▶ **Task instructions**:
Reproduce the listing below character for character; drop every image.

(Stored data)
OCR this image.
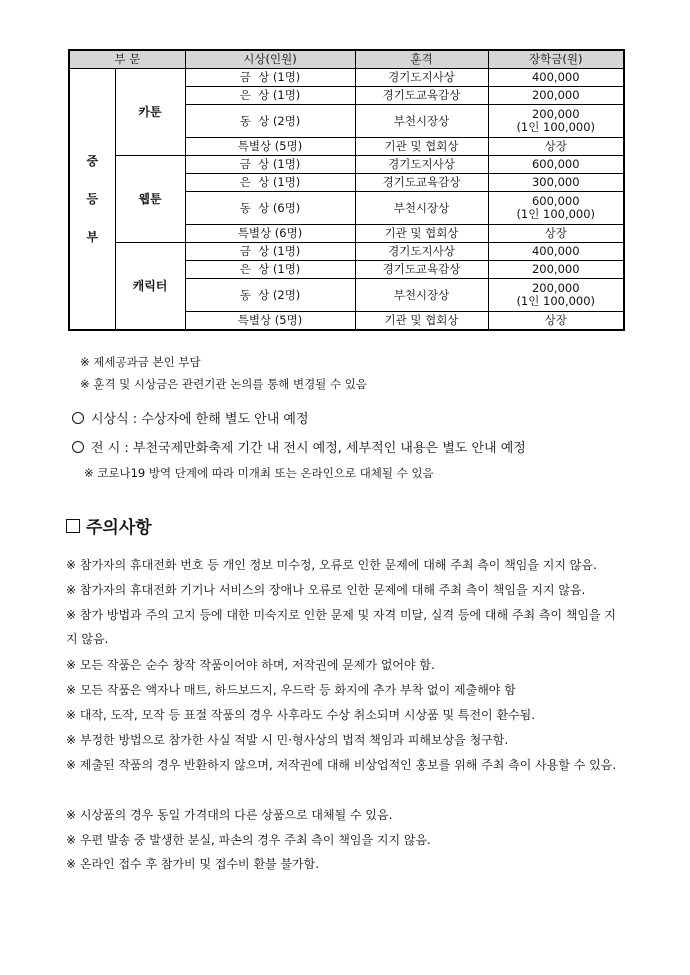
부 문		시상(인원)	훈격	장학금(원)
중
등
부	카툰	금  상 (1명)	경기도지사상	400,000

		은  상 (1명)	경기도교육감상	200,000

		동  상 (2명)	부천시장상	200,000
(1인 100,000)

		특별상 (5명)	기관 및 협회상	상장

	웹툰	금  상 (1명)	경기도지사상	600,000

		은  상 (1명)	경기도교육감상	300,000

		동  상 (6명)	부천시장상	600,000
(1인 100,000)

		특별상 (6명)	기관 및 협회상	상장

	캐릭터	금  상 (1명)	경기도지사상	400,000

		은  상 (1명)	경기도교육감상	200,000

		동  상 (2명)	부천시장상	200,000
(1인 100,000)

		특별상 (5명)	기관 및 협회상	상장
※ 제세공과금 본인 부담
※ 훈격 및 시상금은 관련기관 논의를 통해 변경될 수 있음
시상식 : 수상자에 한해 별도 안내 예정
전 시 : 부천국제만화축제 기간 내 전시 예정, 세부적인 내용은 별도 안내 예정
※ 코로나19 방역 단계에 따라 미개최 또는 온라인으로 대체될 수 있음
주의사항
※ 참가자의 휴대전화 번호 등 개인 정보 미수정, 오류로 인한 문제에 대해 주최 측이 책임을 지지 않음.
※ 참가자의 휴대전화 기기나 서비스의 장애나 오류로 인한 문제에 대해 주최 측이 책임을 지지 않음.
※ 참가 방법과 주의 고지 등에 대한 미숙지로 인한 문제 및 자격 미달, 실격 등에 대해 주최 측이 책임을 지지 않음.
※ 모든 작품은 순수 창작 작품이어야 하며, 저작권에 문제가 없어야 함.
※ 모든 작품은 액자나 매트, 하드보드지, 우드락 등 화지에 추가 부착 없이 제출해야 함
※ 대작, 도작, 모작 등 표절 작품의 경우 사후라도 수상 취소되며 시상품 및 특전이 환수됨.
※ 부정한 방법으로 참가한 사실 적발 시 민·형사상의 법적 책임과 피해보상을 청구함.
※ 제출된 작품의 경우 반환하지 않으며, 저작권에 대해 비상업적인 홍보를 위해 주최 측이 사용할 수 있음.
※ 시상품의 경우 동일 가격대의 다른 상품으로 대체될 수 있음.
※ 우편 발송 중 발생한 분실, 파손의 경우 주최 측이 책임을 지지 않음.
※ 온라인 접수 후 참가비 및 접수비 환불 불가함.
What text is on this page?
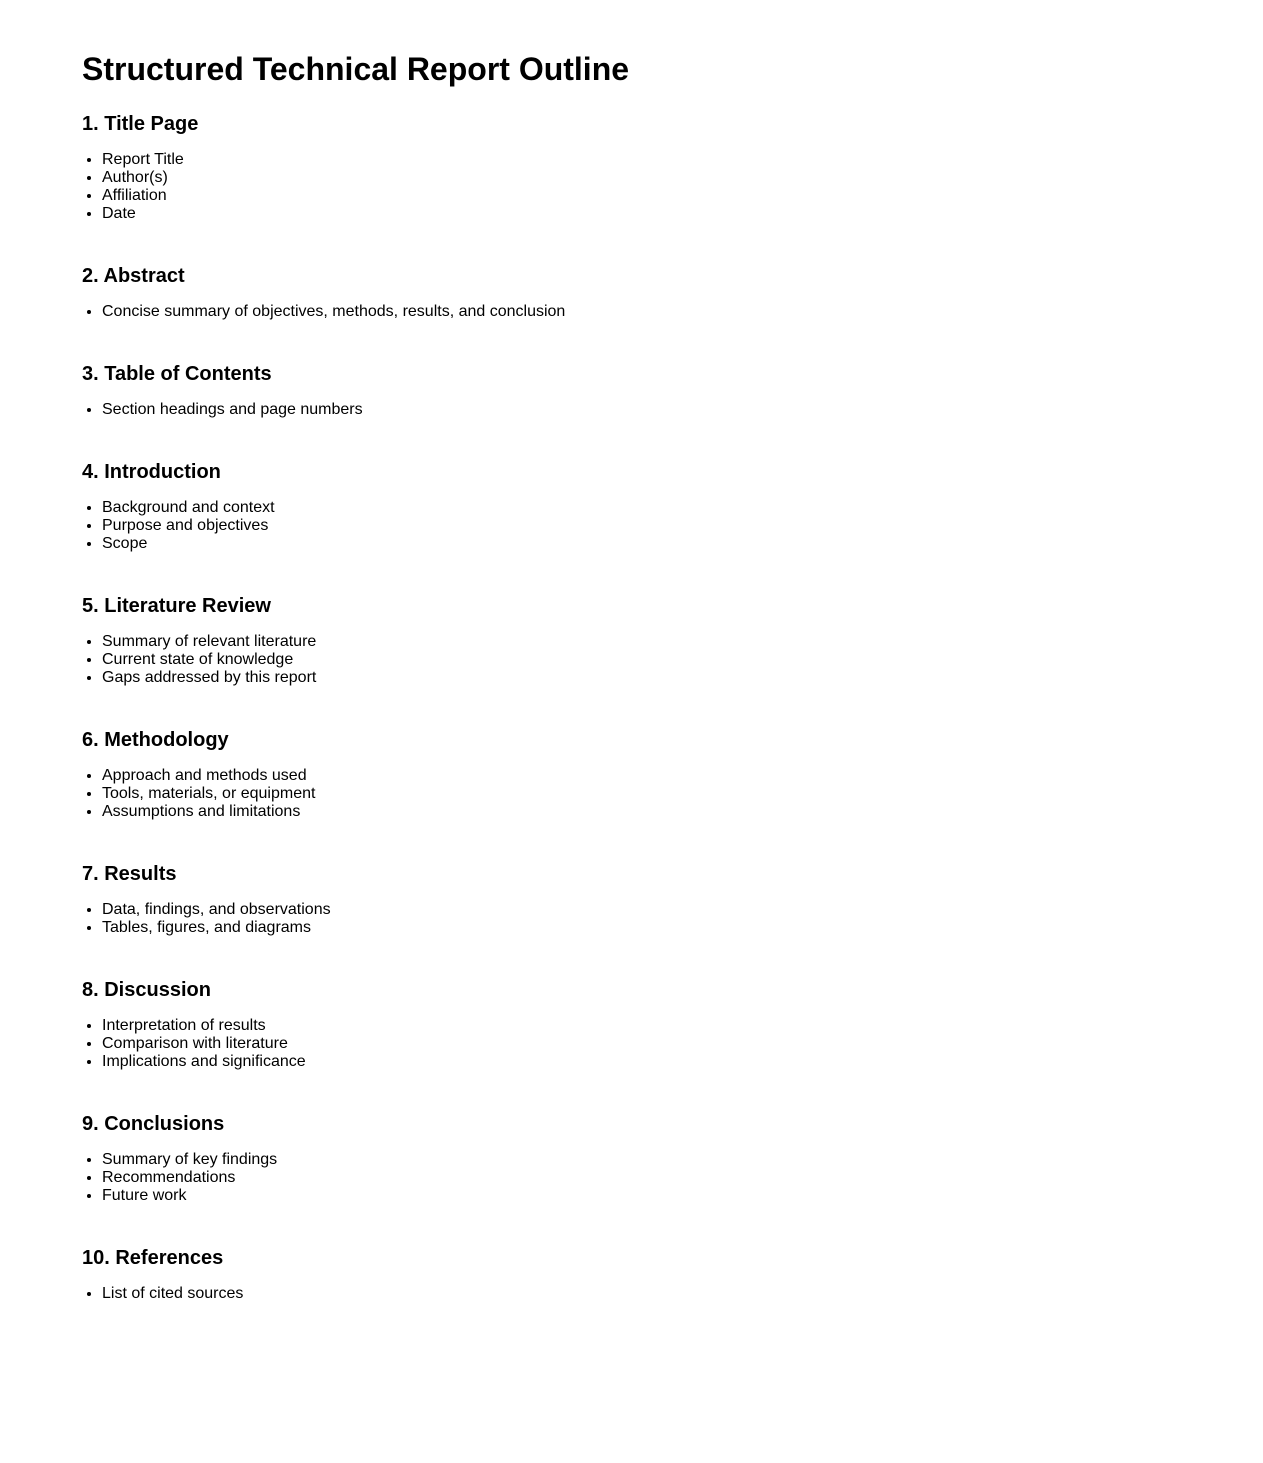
Structured Technical Report Outline
1. Title Page
• Report Title
• Author(s)
• Affiliation
• Date
2. Abstract
• Concise summary of objectives, methods, results, and conclusion
3. Table of Contents
• Section headings and page numbers
4. Introduction
• Background and context
• Purpose and objectives
• Scope
5. Literature Review
• Summary of relevant literature
• Current state of knowledge
• Gaps addressed by this report
6. Methodology
• Approach and methods used
• Tools, materials, or equipment
• Assumptions and limitations
7. Results
• Data, findings, and observations
• Tables, figures, and diagrams
8. Discussion
• Interpretation of results
• Comparison with literature
• Implications and significance
9. Conclusions
• Summary of key findings
• Recommendations
• Future work
10. References
• List of cited sources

▶ **Response below**:
OCR this image.
부 문		시상(인원)	훈격	장학금(원)
중
등
부	카툰	금  상 (1명)	경기도지사상	400,000

		은  상 (1명)	경기도교육감상	200,000

		동  상 (2명)	부천시장상	200,000
(1인 100,000)

		특별상 (5명)	기관 및 협회상	상장

	웹툰	금  상 (1명)	경기도지사상	600,000

		은  상 (1명)	경기도교육감상	300,000

		동  상 (6명)	부천시장상	600,000
(1인 100,000)

		특별상 (6명)	기관 및 협회상	상장

	캐릭터	금  상 (1명)	경기도지사상	400,000

		은  상 (1명)	경기도교육감상	200,000

		동  상 (2명)	부천시장상	200,000
(1인 100,000)

		특별상 (5명)	기관 및 협회상	상장
※ 제세공과금 본인 부담
※ 훈격 및 시상금은 관련기관 논의를 통해 변경될 수 있음
시상식 : 수상자에 한해 별도 안내 예정
전 시 : 부천국제만화축제 기간 내 전시 예정, 세부적인 내용은 별도 안내 예정
※ 코로나19 방역 단계에 따라 미개최 또는 온라인으로 대체될 수 있음
주의사항
※ 참가자의 휴대전화 번호 등 개인 정보 미수정, 오류로 인한 문제에 대해 주최 측이 책임을 지지 않음.
※ 참가자의 휴대전화 기기나 서비스의 장애나 오류로 인한 문제에 대해 주최 측이 책임을 지지 않음.
※ 참가 방법과 주의 고지 등에 대한 미숙지로 인한 문제 및 자격 미달, 실격 등에 대해 주최 측이 책임을 지지 않음.
※ 모든 작품은 순수 창작 작품이어야 하며, 저작권에 문제가 없어야 함.
※ 모든 작품은 액자나 매트, 하드보드지, 우드락 등 화지에 추가 부착 없이 제출해야 함
※ 대작, 도작, 모작 등 표절 작품의 경우 사후라도 수상 취소되며 시상품 및 특전이 환수됨.
※ 부정한 방법으로 참가한 사실 적발 시 민·형사상의 법적 책임과 피해보상을 청구함.
※ 제출된 작품의 경우 반환하지 않으며, 저작권에 대해 비상업적인 홍보를 위해 주최 측이 사용할 수 있음.
※ 시상품의 경우 동일 가격대의 다른 상품으로 대체될 수 있음.
※ 우편 발송 중 발생한 분실, 파손의 경우 주최 측이 책임을 지지 않음.
※ 온라인 접수 후 참가비 및 접수비 환불 불가함.
What text is on this page?
Structured Technical Report Outline
1. Title Page
• Report Title
• Author(s)
• Affiliation
• Date
2. Abstract
• Concise summary of objectives, methods, results, and conclusion
3. Table of Contents
• Section headings and page numbers
4. Introduction
• Background and context
• Purpose and objectives
• Scope
5. Literature Review
• Summary of relevant literature
• Current state of knowledge
• Gaps addressed by this report
6. Methodology
• Approach and methods used
• Tools, materials, or equipment
• Assumptions and limitations
7. Results
• Data, findings, and observations
• Tables, figures, and diagrams
8. Discussion
• Interpretation of results
• Comparison with literature
• Implications and significance
9. Conclusions
• Summary of key findings
• Recommendations
• Future work
10. References
• List of cited sources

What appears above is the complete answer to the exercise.